## Problem details
Copy out, unchanged, the rows from the one containing "variance-cell <box>1313 823 1344 857</box>" through the one containing "variance-cell <box>1637 985 1668 1019</box>", both included.

## Source data
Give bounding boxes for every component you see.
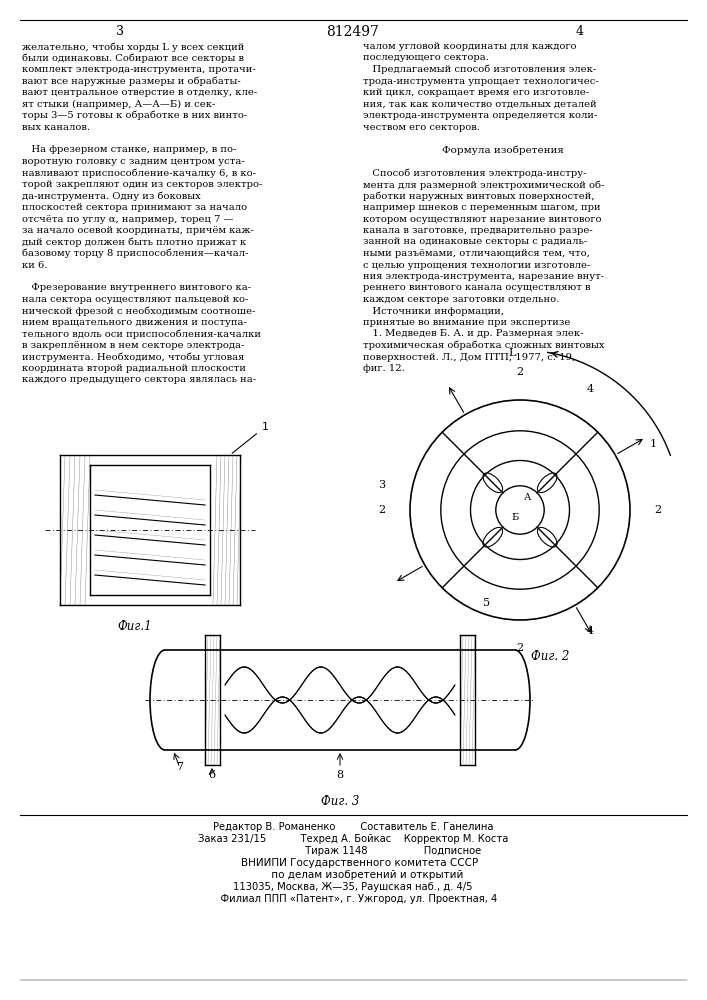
Text: занной на одинаковые секторы с радиаль-: занной на одинаковые секторы с радиаль- (363, 237, 588, 246)
Text: Фиг. 3: Фиг. 3 (321, 795, 359, 808)
Text: например шнеков с переменным шагом, при: например шнеков с переменным шагом, при (363, 203, 601, 212)
Text: базовому торцу 8 приспособления—качал-: базовому торцу 8 приспособления—качал- (22, 249, 248, 258)
Text: 4: 4 (586, 626, 594, 636)
Text: последующего сектора.: последующего сектора. (363, 53, 489, 62)
Text: 6: 6 (209, 770, 216, 780)
Text: вых каналов.: вых каналов. (22, 122, 90, 131)
Text: торой закрепляют один из секторов электро-: торой закрепляют один из секторов электр… (22, 180, 262, 189)
Text: котором осуществляют нарезание винтового: котором осуществляют нарезание винтового (363, 215, 602, 224)
Text: координата второй радиальной плоскости: координата второй радиальной плоскости (22, 364, 246, 373)
Text: плоскостей сектора принимают за начало: плоскостей сектора принимают за начало (22, 203, 247, 212)
Text: 4: 4 (586, 384, 594, 394)
Text: за начало осевой координаты, причём каж-: за начало осевой координаты, причём каж- (22, 226, 254, 235)
Text: были одинаковы. Собирают все секторы в: были одинаковы. Собирают все секторы в (22, 53, 244, 63)
Text: ят стыки (например, А—А—Б) и сек-: ят стыки (например, А—А—Б) и сек- (22, 100, 216, 109)
Text: На фрезерном станке, например, в по-: На фрезерном станке, например, в по- (22, 145, 236, 154)
Text: Фрезерование внутреннего винтового ка-: Фрезерование внутреннего винтового ка- (22, 284, 251, 292)
Text: поверхностей. Л., Дом ПТП, 1977, с. 19,: поверхностей. Л., Дом ПТП, 1977, с. 19, (363, 353, 575, 361)
Text: Фиг. 2: Фиг. 2 (531, 650, 569, 663)
Text: реннего винтового канала осуществляют в: реннего винтового канала осуществляют в (363, 284, 590, 292)
Text: 5: 5 (484, 598, 491, 608)
Text: ВНИИПИ Государственного комитета СССР: ВНИИПИ Государственного комитета СССР (228, 858, 478, 868)
Text: кий цикл, сокращает время его изготовле-: кий цикл, сокращает время его изготовле- (363, 88, 589, 97)
Text: да-инструмента. Одну из боковых: да-инструмента. Одну из боковых (22, 192, 201, 201)
Text: 8: 8 (337, 770, 344, 780)
Text: 4: 4 (576, 25, 584, 38)
Text: канала в заготовке, предварительно разре-: канала в заготовке, предварительно разре… (363, 226, 592, 235)
Text: чалом угловой координаты для каждого: чалом угловой координаты для каждого (363, 42, 576, 51)
Text: вают центральное отверстие в отделку, кле-: вают центральное отверстие в отделку, кл… (22, 88, 257, 97)
Text: желательно, чтобы хорды L у всех секций: желательно, чтобы хорды L у всех секций (22, 42, 245, 51)
Text: Предлагаемый способ изготовления элек-: Предлагаемый способ изготовления элек- (363, 65, 596, 75)
Text: 2: 2 (655, 505, 662, 515)
Text: мента для размерной электрохимической об-: мента для размерной электрохимической об… (363, 180, 604, 190)
Text: фиг. 12.: фиг. 12. (363, 364, 404, 373)
Text: в закреплённом в нем секторе электрода-: в закреплённом в нем секторе электрода- (22, 341, 245, 350)
Text: 3: 3 (378, 480, 385, 490)
Text: Филиал ППП «Патент», г. Ужгород, ул. Проектная, 4: Филиал ППП «Патент», г. Ужгород, ул. Про… (209, 894, 498, 904)
Text: с целью упрощения технологии изготовле-: с целью упрощения технологии изготовле- (363, 260, 590, 269)
Text: вают все наружные размеры и обрабаты-: вают все наружные размеры и обрабаты- (22, 77, 241, 86)
Text: дый сектор должен быть плотно прижат к: дый сектор должен быть плотно прижат к (22, 237, 246, 247)
Text: трохимическая обработка сложных винтовых: трохимическая обработка сложных винтовых (363, 341, 604, 351)
Text: отсчёта по углу α, например, торец 7 —: отсчёта по углу α, например, торец 7 — (22, 215, 233, 224)
Text: инструмента. Необходимо, чтобы угловая: инструмента. Необходимо, чтобы угловая (22, 353, 245, 362)
Text: 113035, Москва, Ж—35, Раушская наб., д. 4/5: 113035, Москва, Ж—35, Раушская наб., д. … (233, 882, 473, 892)
Text: Источники информации,: Источники информации, (363, 306, 504, 316)
Text: принятые во внимание при экспертизе: принятые во внимание при экспертизе (363, 318, 571, 327)
Text: Фиг.1: Фиг.1 (117, 620, 152, 633)
Text: трода-инструмента упрощает технологичес-: трода-инструмента упрощает технологичес- (363, 77, 599, 86)
Text: торы 3—5 готовы к обработке в них винто-: торы 3—5 готовы к обработке в них винто- (22, 111, 247, 120)
Text: 1: 1 (650, 439, 657, 449)
Text: ния, так как количество отдельных деталей: ния, так как количество отдельных детале… (363, 100, 597, 108)
Text: А: А (525, 493, 532, 502)
Text: комплект электрода-инструмента, протачи-: комплект электрода-инструмента, протачи- (22, 65, 256, 74)
Text: нической фрезой с необходимым соотноше-: нической фрезой с необходимым соотноше- (22, 306, 255, 316)
Text: Б: Б (511, 514, 519, 522)
Text: Способ изготовления электрода-инстру-: Способ изготовления электрода-инстру- (363, 168, 587, 178)
Text: ния электрода-инструмента, нарезание внут-: ния электрода-инструмента, нарезание вну… (363, 272, 604, 281)
Text: тельного вдоль оси приспособления-качалки: тельного вдоль оси приспособления-качалк… (22, 330, 261, 339)
Text: 2: 2 (378, 505, 385, 515)
Text: нала сектора осуществляют пальцевой ко-: нала сектора осуществляют пальцевой ко- (22, 295, 248, 304)
Text: 1. Медведев Б. А. и др. Размерная элек-: 1. Медведев Б. А. и др. Размерная элек- (363, 330, 583, 338)
Text: L: L (508, 348, 515, 358)
Text: каждом секторе заготовки отдельно.: каждом секторе заготовки отдельно. (363, 295, 559, 304)
Text: нием вращательного движения и поступа-: нием вращательного движения и поступа- (22, 318, 247, 327)
Text: по делам изобретений и открытий: по делам изобретений и открытий (243, 870, 464, 880)
Text: чеством его секторов.: чеством его секторов. (363, 122, 480, 131)
Text: воротную головку с задним центром уста-: воротную головку с задним центром уста- (22, 157, 245, 166)
Text: 3: 3 (116, 25, 124, 38)
Text: Редактор В. Романенко        Составитель Е. Ганелина: Редактор В. Романенко Составитель Е. Ган… (213, 822, 493, 832)
Text: ными разъёмами, отличающийся тем, что,: ными разъёмами, отличающийся тем, что, (363, 249, 590, 258)
Text: работки наружных винтовых поверхностей,: работки наружных винтовых поверхностей, (363, 192, 595, 201)
Text: 2: 2 (516, 643, 524, 653)
Text: каждого предыдущего сектора являлась на-: каждого предыдущего сектора являлась на- (22, 375, 256, 384)
Text: ки 6.: ки 6. (22, 260, 47, 269)
Text: Заказ 231/15           Техред А. Бойкас    Корректор М. Коста: Заказ 231/15 Техред А. Бойкас Корректор … (198, 834, 508, 844)
Text: Формула изобретения: Формула изобретения (442, 145, 564, 155)
Text: 7: 7 (177, 762, 184, 772)
Text: Тираж 1148                  Подписное: Тираж 1148 Подписное (224, 846, 481, 856)
Text: 812497: 812497 (327, 25, 380, 39)
Text: навливают приспособление-качалку 6, в ко-: навливают приспособление-качалку 6, в ко… (22, 168, 256, 178)
Text: 1: 1 (232, 422, 269, 453)
Text: электрода-инструмента определяется коли-: электрода-инструмента определяется коли- (363, 111, 597, 120)
Text: 2: 2 (516, 367, 524, 377)
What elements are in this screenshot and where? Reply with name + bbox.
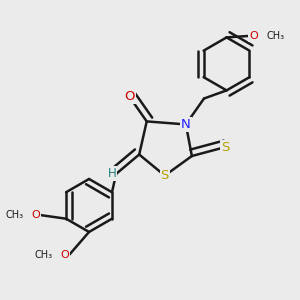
Text: O: O bbox=[32, 210, 40, 220]
Text: O: O bbox=[124, 90, 135, 103]
Text: N: N bbox=[181, 118, 191, 131]
Text: CH₃: CH₃ bbox=[267, 31, 285, 41]
Text: O: O bbox=[249, 31, 258, 41]
Text: S: S bbox=[160, 169, 169, 182]
Text: CH₃: CH₃ bbox=[35, 250, 53, 260]
Text: H: H bbox=[107, 167, 116, 180]
Text: S: S bbox=[221, 141, 230, 154]
Text: O: O bbox=[61, 250, 70, 260]
Text: CH₃: CH₃ bbox=[6, 210, 24, 220]
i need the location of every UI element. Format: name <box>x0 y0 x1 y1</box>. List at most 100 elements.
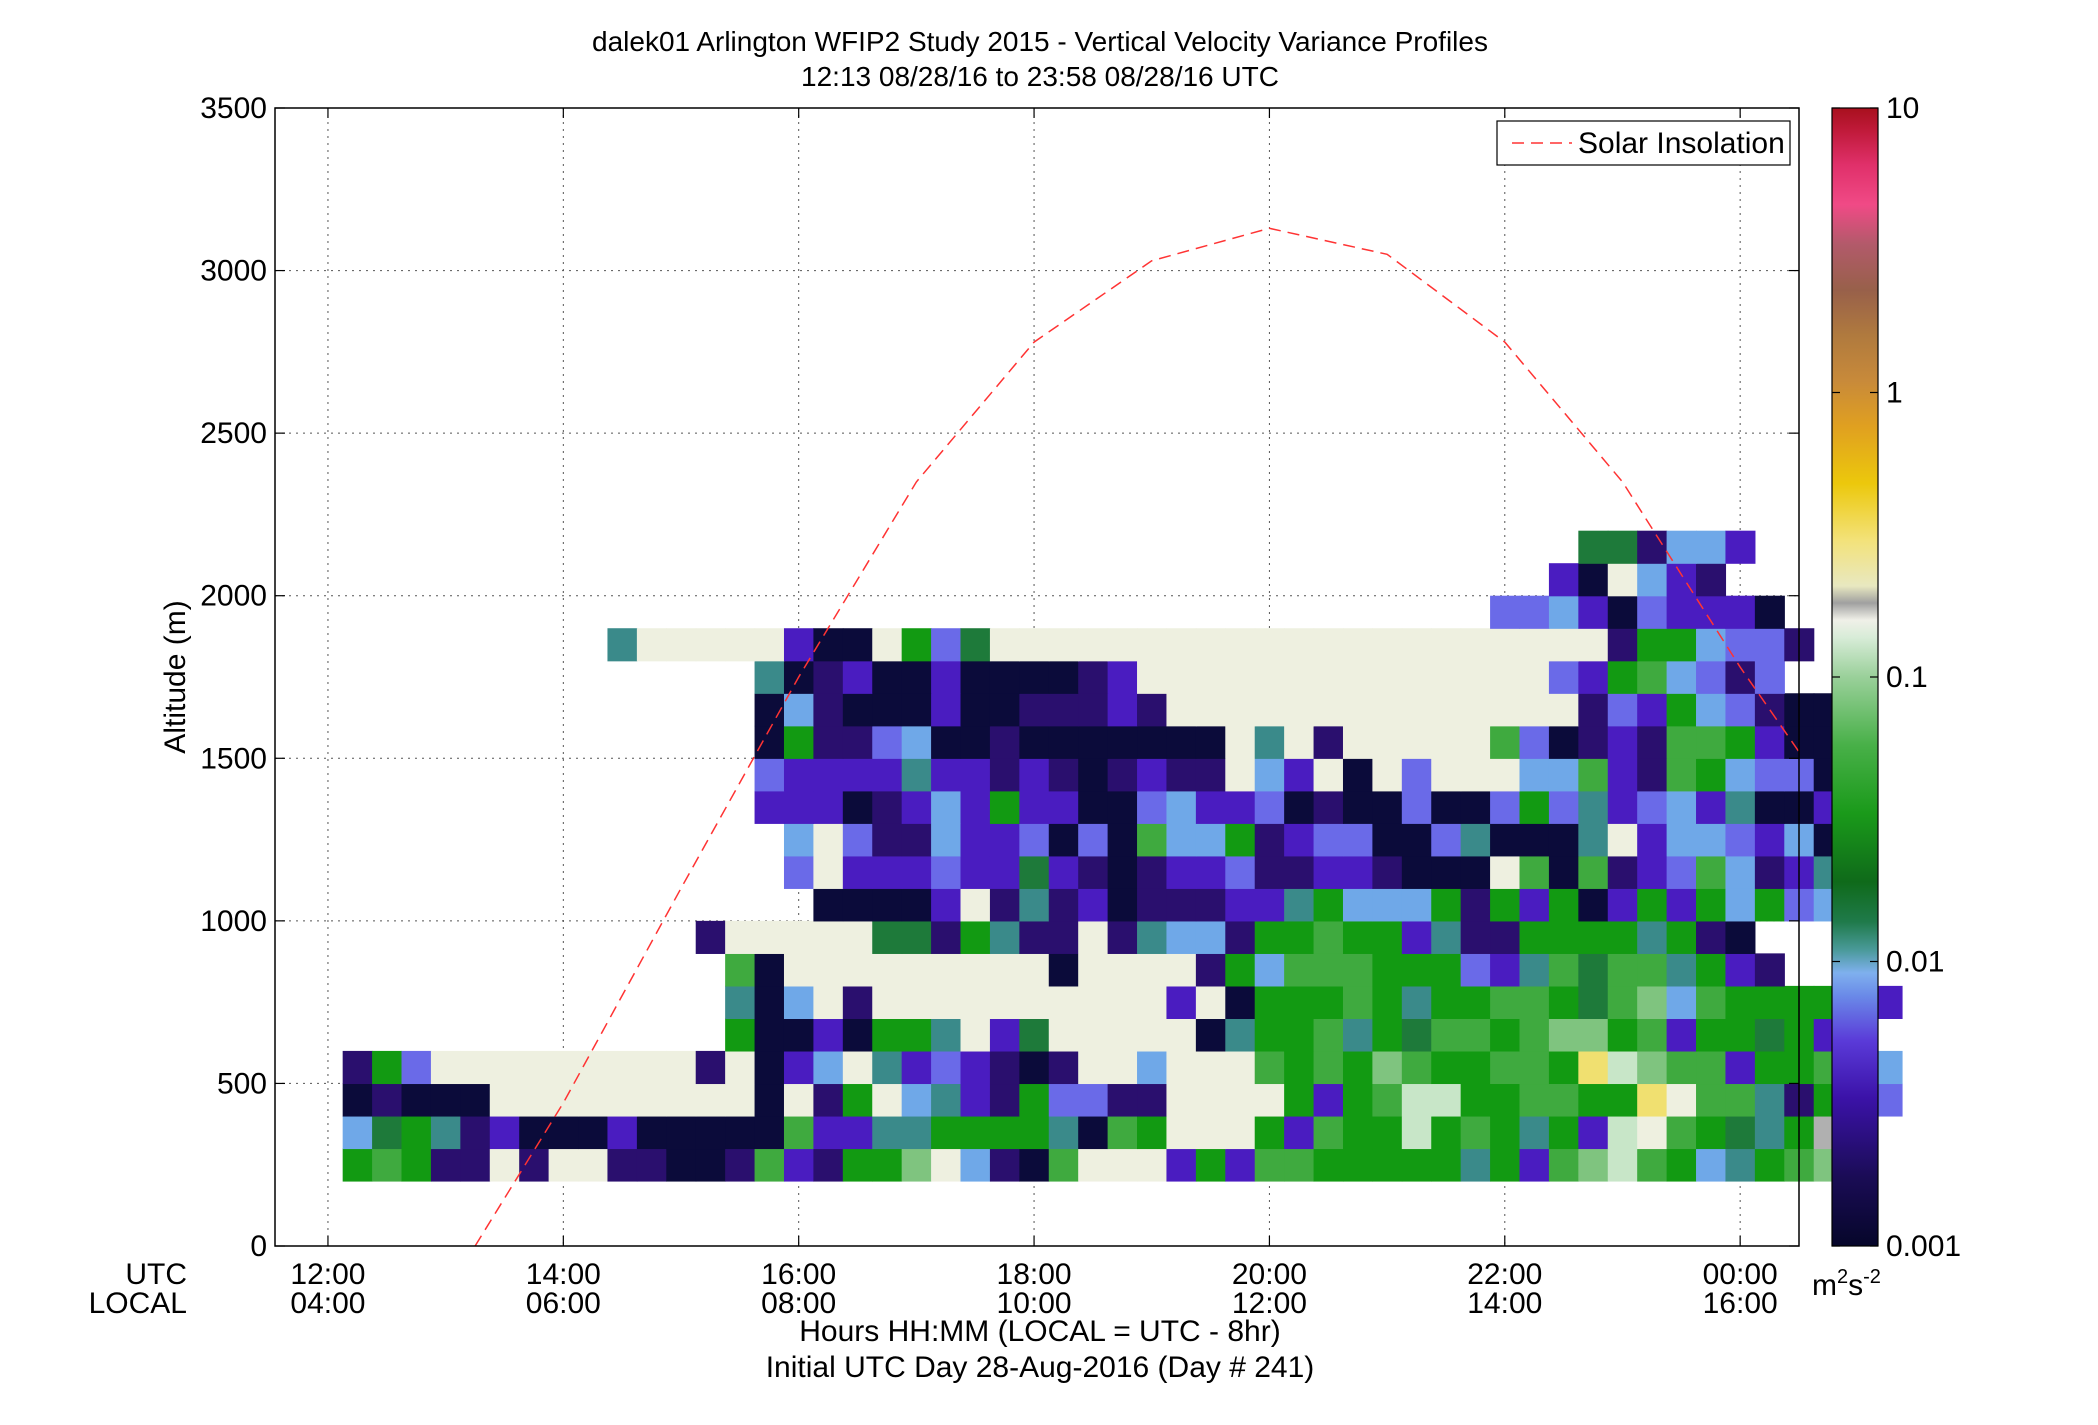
variance-cell <box>1313 823 1344 857</box>
variance-cell <box>1048 985 1079 1019</box>
variance-cell <box>1725 985 1756 1019</box>
variance-cell <box>1284 660 1315 694</box>
variance-cell <box>989 985 1020 1019</box>
variance-cell <box>1666 855 1697 889</box>
variance-cell <box>1166 693 1197 727</box>
variance-cell <box>1284 920 1315 954</box>
variance-cell <box>1548 628 1579 662</box>
variance-cell <box>1607 693 1638 727</box>
variance-cell <box>1666 1148 1697 1182</box>
variance-cell <box>901 758 932 792</box>
variance-cell <box>1313 1115 1344 1150</box>
variance-cell <box>1019 823 1050 857</box>
variance-cell <box>872 790 903 824</box>
x-tick-label-utc: 12:00 <box>290 1258 365 1291</box>
variance-cell <box>1313 920 1344 954</box>
variance-cell <box>1725 1083 1756 1117</box>
variance-cell <box>1019 1148 1050 1182</box>
variance-cell <box>783 855 815 889</box>
variance-cell <box>960 1148 991 1182</box>
variance-cell <box>1637 985 1668 1019</box>
solar-insolation-line <box>474 227 1800 1247</box>
variance-cell <box>1490 953 1521 987</box>
variance-cell <box>1284 758 1315 792</box>
colorbar-tick-label: 10 <box>1886 92 1919 125</box>
variance-cell <box>1725 758 1756 792</box>
variance-cell <box>960 790 991 824</box>
variance-cell <box>1254 660 1285 694</box>
variance-cell <box>1225 953 1256 987</box>
variance-cell <box>1696 953 1727 987</box>
variance-cell <box>754 758 785 792</box>
variance-cell <box>430 1083 461 1117</box>
variance-cell <box>1372 823 1403 857</box>
x-axis-row-label-local: LOCAL <box>89 1287 187 1320</box>
variance-cell <box>636 628 667 662</box>
variance-cell <box>1548 1115 1579 1150</box>
y-axis-label: Altitude (m) <box>159 600 192 753</box>
variance-cell <box>1519 920 1550 954</box>
variance-cell <box>1578 1018 1609 1052</box>
axis-ticks: 050010001500200025003000350012:0004:0014… <box>200 92 1799 1320</box>
x-tick-label-local: 08:00 <box>761 1287 836 1320</box>
variance-cell <box>1431 1115 1462 1150</box>
variance-cell <box>1195 888 1226 922</box>
variance-cell <box>1195 790 1226 824</box>
variance-cell <box>1254 1083 1285 1117</box>
variance-cell <box>1637 595 1668 629</box>
variance-cell <box>1225 693 1256 727</box>
legend: Solar Insolation <box>1496 120 1791 166</box>
variance-cell <box>901 790 932 824</box>
variance-cell <box>1401 920 1432 954</box>
variance-cell <box>1401 1050 1432 1085</box>
variance-cell <box>872 1083 903 1117</box>
variance-cell <box>1637 758 1668 792</box>
variance-cell <box>1431 1083 1462 1117</box>
variance-cell <box>960 628 991 662</box>
variance-cell <box>1107 790 1138 824</box>
variance-cell <box>725 920 756 954</box>
variance-cell <box>1372 1018 1403 1052</box>
variance-cell <box>519 1115 550 1150</box>
variance-cell <box>1313 1148 1344 1182</box>
variance-cell <box>901 1018 932 1052</box>
variance-cell <box>1490 855 1521 889</box>
variance-cell <box>1254 693 1285 727</box>
variance-cell <box>1137 693 1168 727</box>
variance-cell <box>1431 660 1462 694</box>
variance-cell <box>901 985 932 1019</box>
variance-cell <box>1078 1083 1109 1117</box>
variance-cell <box>1342 920 1373 954</box>
variance-cell <box>1342 725 1373 759</box>
variance-cell <box>1313 1083 1344 1117</box>
variance-cell <box>783 693 815 727</box>
variance-cell <box>872 693 903 727</box>
variance-cell <box>695 1083 726 1117</box>
colorbar-tick-label: 0.1 <box>1886 661 1928 694</box>
variance-cell <box>1460 725 1491 759</box>
variance-cell <box>460 1050 491 1085</box>
variance-cell <box>1225 628 1256 662</box>
variance-cell <box>1048 790 1079 824</box>
variance-cell <box>1401 790 1432 824</box>
colorbar-unit-base-2: s <box>1848 1269 1863 1302</box>
variance-cell <box>1078 1115 1109 1150</box>
variance-cell <box>401 1148 432 1182</box>
variance-cell <box>813 693 844 727</box>
variance-cell <box>1372 888 1403 922</box>
variance-cell <box>1166 758 1197 792</box>
variance-cell <box>1137 1083 1168 1117</box>
variance-cell <box>1696 888 1727 922</box>
variance-cell <box>1460 660 1491 694</box>
variance-cell <box>872 725 903 759</box>
variance-cell <box>695 1115 726 1150</box>
variance-cell <box>754 790 785 824</box>
colorbar-ticks: 10 1 0.1 0.01 0.001 <box>1832 92 1961 1263</box>
variance-cell <box>1490 1050 1521 1085</box>
variance-cell <box>1048 920 1079 954</box>
variance-cell <box>1754 758 1785 792</box>
variance-cell <box>1166 855 1197 889</box>
variance-cell <box>1254 790 1285 824</box>
variance-cell <box>342 1115 373 1150</box>
variance-cell <box>901 1050 932 1085</box>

## Final answer
variance-cell <box>1313 823 1344 857</box>
variance-cell <box>1048 985 1079 1019</box>
variance-cell <box>1725 985 1756 1019</box>
variance-cell <box>1284 660 1315 694</box>
variance-cell <box>989 985 1020 1019</box>
variance-cell <box>1666 855 1697 889</box>
variance-cell <box>1166 693 1197 727</box>
variance-cell <box>1284 920 1315 954</box>
variance-cell <box>1548 628 1579 662</box>
variance-cell <box>1607 693 1638 727</box>
variance-cell <box>1666 1148 1697 1182</box>
variance-cell <box>901 758 932 792</box>
variance-cell <box>1313 1115 1344 1150</box>
variance-cell <box>1019 823 1050 857</box>
variance-cell <box>872 790 903 824</box>
x-tick-label-utc: 12:00 <box>290 1258 365 1291</box>
variance-cell <box>1313 920 1344 954</box>
variance-cell <box>1725 1083 1756 1117</box>
variance-cell <box>1019 1148 1050 1182</box>
variance-cell <box>783 855 815 889</box>
variance-cell <box>960 1148 991 1182</box>
variance-cell <box>1637 985 1668 1019</box>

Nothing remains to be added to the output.